━━━ Entries provided

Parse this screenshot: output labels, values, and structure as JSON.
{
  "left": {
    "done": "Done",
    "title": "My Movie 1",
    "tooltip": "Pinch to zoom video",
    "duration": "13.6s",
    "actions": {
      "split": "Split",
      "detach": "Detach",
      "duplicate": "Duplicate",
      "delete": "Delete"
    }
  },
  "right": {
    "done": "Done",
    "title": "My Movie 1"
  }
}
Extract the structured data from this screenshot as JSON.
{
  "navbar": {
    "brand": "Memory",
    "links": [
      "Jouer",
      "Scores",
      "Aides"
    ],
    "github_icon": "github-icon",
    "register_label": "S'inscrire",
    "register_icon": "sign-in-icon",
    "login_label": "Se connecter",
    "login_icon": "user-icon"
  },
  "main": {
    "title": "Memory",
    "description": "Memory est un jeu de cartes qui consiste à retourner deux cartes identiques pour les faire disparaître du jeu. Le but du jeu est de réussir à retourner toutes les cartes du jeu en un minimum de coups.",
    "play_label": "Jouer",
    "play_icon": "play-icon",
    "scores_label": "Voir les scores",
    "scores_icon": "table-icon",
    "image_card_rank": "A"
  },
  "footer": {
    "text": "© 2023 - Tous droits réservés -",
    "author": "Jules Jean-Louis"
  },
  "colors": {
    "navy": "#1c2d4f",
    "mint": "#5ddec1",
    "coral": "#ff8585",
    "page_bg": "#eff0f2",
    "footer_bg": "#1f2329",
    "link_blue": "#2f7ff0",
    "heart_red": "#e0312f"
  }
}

━━━━━━

▸ Given instruction
Go through the data and return every record exactly.

▸ Full output
Parse this screenshot: output labels, values, and structure as JSON.
{
  "left": {
    "done": "Done",
    "title": "My Movie 1",
    "tooltip": "Pinch to zoom video",
    "duration": "13.6s",
    "actions": {
      "split": "Split",
      "detach": "Detach",
      "duplicate": "Duplicate",
      "delete": "Delete"
    }
  },
  "right": {
    "done": "Done",
    "title": "My Movie 1"
  }
}
Extract the structured data from this screenshot as JSON.
{
  "navbar": {
    "brand": "Memory",
    "links": [
      "Jouer",
      "Scores",
      "Aides"
    ],
    "github_icon": "github-icon",
    "register_label": "S'inscrire",
    "register_icon": "sign-in-icon",
    "login_label": "Se connecter",
    "login_icon": "user-icon"
  },
  "main": {
    "title": "Memory",
    "description": "Memory est un jeu de cartes qui consiste à retourner deux cartes identiques pour les faire disparaître du jeu. Le but du jeu est de réussir à retourner toutes les cartes du jeu en un minimum de coups.",
    "play_label": "Jouer",
    "play_icon": "play-icon",
    "scores_label": "Voir les scores",
    "scores_icon": "table-icon",
    "image_card_rank": "A"
  },
  "footer": {
    "text": "© 2023 - Tous droits réservés -",
    "author": "Jules Jean-Louis"
  },
  "colors": {
    "navy": "#1c2d4f",
    "mint": "#5ddec1",
    "coral": "#ff8585",
    "page_bg": "#eff0f2",
    "footer_bg": "#1f2329",
    "link_blue": "#2f7ff0",
    "heart_red": "#e0312f"
  }
}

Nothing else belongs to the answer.